Task directions -
Update everything from the start of the items down to the line containing "minister-signature-icon: [95, 478, 155, 500]" by changing "position-line" to "job-title-line". Leave all else as it is.

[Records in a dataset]
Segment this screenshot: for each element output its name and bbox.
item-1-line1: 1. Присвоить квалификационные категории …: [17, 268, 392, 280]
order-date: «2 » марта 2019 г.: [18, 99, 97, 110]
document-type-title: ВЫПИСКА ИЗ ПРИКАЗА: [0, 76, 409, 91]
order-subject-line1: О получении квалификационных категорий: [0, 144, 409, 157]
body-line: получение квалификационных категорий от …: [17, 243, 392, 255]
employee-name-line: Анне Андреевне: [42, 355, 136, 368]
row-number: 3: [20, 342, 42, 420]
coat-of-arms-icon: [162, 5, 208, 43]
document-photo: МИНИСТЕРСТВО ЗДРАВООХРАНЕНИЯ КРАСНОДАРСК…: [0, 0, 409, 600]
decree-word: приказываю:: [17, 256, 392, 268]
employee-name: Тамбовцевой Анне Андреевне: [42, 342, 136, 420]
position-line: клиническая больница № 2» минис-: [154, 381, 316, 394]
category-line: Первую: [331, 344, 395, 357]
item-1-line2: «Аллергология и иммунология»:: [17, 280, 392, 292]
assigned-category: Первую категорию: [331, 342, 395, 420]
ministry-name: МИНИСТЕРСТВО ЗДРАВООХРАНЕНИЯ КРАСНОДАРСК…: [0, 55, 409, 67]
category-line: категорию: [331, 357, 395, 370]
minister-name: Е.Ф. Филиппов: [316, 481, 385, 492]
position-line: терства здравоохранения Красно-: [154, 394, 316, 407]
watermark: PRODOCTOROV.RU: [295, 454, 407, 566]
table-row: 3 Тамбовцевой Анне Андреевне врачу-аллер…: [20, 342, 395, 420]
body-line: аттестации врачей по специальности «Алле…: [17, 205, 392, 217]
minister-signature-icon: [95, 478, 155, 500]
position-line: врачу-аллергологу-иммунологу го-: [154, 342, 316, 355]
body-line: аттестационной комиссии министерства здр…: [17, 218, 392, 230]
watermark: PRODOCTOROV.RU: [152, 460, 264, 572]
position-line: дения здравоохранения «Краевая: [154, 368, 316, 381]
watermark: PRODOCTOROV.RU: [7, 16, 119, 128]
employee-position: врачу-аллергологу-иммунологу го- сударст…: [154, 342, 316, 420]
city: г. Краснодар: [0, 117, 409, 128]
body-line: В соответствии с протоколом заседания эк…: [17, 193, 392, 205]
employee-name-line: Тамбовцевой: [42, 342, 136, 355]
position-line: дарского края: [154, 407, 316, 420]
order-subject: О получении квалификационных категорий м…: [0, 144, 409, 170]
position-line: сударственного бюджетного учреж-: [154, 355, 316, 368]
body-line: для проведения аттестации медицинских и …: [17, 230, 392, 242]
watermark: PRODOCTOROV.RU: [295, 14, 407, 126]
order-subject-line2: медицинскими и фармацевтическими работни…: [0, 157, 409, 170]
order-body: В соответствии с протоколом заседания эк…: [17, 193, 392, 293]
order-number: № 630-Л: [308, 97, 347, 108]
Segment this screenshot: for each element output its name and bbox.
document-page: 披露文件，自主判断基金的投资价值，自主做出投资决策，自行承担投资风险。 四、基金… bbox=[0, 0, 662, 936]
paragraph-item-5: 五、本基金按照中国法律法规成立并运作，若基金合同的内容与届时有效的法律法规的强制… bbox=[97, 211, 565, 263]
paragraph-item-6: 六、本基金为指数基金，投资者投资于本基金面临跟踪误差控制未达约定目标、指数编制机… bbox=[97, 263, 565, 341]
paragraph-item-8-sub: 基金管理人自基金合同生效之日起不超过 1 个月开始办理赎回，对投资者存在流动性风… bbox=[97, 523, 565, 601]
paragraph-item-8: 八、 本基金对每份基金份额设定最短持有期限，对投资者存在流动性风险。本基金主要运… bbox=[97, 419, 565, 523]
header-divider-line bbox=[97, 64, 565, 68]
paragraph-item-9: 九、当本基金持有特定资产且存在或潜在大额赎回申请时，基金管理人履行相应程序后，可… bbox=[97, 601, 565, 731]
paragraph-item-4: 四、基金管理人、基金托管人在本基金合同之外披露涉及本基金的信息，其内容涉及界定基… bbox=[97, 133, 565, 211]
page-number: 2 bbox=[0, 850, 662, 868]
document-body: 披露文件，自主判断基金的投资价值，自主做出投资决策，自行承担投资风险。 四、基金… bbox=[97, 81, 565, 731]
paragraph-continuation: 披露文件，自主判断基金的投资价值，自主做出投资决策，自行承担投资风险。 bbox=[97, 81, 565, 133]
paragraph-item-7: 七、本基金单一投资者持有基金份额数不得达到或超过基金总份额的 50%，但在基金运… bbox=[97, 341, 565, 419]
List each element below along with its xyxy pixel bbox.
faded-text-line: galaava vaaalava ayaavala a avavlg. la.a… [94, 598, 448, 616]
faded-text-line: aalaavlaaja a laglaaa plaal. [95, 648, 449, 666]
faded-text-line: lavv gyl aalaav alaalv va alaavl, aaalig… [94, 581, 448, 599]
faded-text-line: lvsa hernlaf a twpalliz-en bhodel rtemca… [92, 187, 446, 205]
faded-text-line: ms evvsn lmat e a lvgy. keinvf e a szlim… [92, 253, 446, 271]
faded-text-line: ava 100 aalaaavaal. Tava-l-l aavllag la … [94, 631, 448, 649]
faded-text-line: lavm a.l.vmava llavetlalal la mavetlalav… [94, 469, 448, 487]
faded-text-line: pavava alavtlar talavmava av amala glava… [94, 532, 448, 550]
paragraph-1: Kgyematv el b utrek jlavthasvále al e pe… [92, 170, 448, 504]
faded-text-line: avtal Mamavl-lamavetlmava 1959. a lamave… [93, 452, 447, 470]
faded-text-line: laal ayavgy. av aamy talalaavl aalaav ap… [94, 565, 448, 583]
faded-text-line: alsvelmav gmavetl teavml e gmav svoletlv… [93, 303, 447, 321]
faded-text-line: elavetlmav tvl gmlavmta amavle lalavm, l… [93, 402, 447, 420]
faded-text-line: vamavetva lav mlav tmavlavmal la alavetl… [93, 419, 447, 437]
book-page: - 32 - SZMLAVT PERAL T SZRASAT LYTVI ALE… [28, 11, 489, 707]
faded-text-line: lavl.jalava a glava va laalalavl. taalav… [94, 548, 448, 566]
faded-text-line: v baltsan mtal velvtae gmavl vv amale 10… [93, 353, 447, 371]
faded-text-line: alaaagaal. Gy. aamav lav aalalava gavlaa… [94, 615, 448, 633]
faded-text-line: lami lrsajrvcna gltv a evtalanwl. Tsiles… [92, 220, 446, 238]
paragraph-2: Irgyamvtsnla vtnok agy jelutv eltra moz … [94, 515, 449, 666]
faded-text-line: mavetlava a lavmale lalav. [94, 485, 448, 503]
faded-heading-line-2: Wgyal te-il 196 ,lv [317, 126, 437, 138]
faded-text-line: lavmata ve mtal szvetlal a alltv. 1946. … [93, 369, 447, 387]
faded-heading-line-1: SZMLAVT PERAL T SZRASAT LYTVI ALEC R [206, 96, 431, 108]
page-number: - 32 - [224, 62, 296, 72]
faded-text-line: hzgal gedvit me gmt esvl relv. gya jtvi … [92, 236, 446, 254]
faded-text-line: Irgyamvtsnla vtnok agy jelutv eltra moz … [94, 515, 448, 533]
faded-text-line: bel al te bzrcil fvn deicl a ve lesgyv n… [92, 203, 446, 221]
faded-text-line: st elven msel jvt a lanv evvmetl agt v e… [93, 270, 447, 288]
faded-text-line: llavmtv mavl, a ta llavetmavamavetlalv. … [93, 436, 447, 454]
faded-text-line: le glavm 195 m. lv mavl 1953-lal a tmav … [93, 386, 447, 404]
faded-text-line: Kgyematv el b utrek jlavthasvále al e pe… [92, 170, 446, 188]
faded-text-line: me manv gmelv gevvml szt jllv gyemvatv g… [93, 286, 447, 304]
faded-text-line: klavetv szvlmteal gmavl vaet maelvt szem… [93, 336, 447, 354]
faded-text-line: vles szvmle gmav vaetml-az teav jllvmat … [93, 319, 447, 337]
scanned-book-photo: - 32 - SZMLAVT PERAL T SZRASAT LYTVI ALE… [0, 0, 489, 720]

Reply -
Segment this screenshot: for each element output its name and bbox.
item-1-line1: 1. Присвоить квалификационные категории …: [17, 268, 392, 280]
order-date: «2 » марта 2019 г.: [18, 99, 97, 110]
document-type-title: ВЫПИСКА ИЗ ПРИКАЗА: [0, 76, 409, 91]
order-subject-line1: О получении квалификационных категорий: [0, 144, 409, 157]
body-line: получение квалификационных категорий от …: [17, 243, 392, 255]
employee-name-line: Анне Андреевне: [42, 355, 136, 368]
row-number: 3: [20, 342, 42, 420]
coat-of-arms-icon: [162, 5, 208, 43]
document-photo: МИНИСТЕРСТВО ЗДРАВООХРАНЕНИЯ КРАСНОДАРСК…: [0, 0, 409, 600]
decree-word: приказываю:: [17, 256, 392, 268]
employee-name: Тамбовцевой Анне Андреевне: [42, 342, 136, 420]
job-title-line: клиническая больница № 2» минис-: [154, 381, 316, 394]
category-line: Первую: [331, 344, 395, 357]
item-1-line2: «Аллергология и иммунология»:: [17, 280, 392, 292]
assigned-category: Первую категорию: [331, 342, 395, 420]
ministry-name: МИНИСТЕРСТВО ЗДРАВООХРАНЕНИЯ КРАСНОДАРСК…: [0, 55, 409, 67]
category-line: категорию: [331, 357, 395, 370]
minister-name: Е.Ф. Филиппов: [316, 481, 385, 492]
job-title-line: терства здравоохранения Красно-: [154, 394, 316, 407]
watermark: PRODOCTOROV.RU: [295, 454, 407, 566]
table-row: 3 Тамбовцевой Анне Андреевне врачу-аллер…: [20, 342, 395, 420]
body-line: аттестации врачей по специальности «Алле…: [17, 205, 392, 217]
minister-signature-icon: [95, 478, 155, 500]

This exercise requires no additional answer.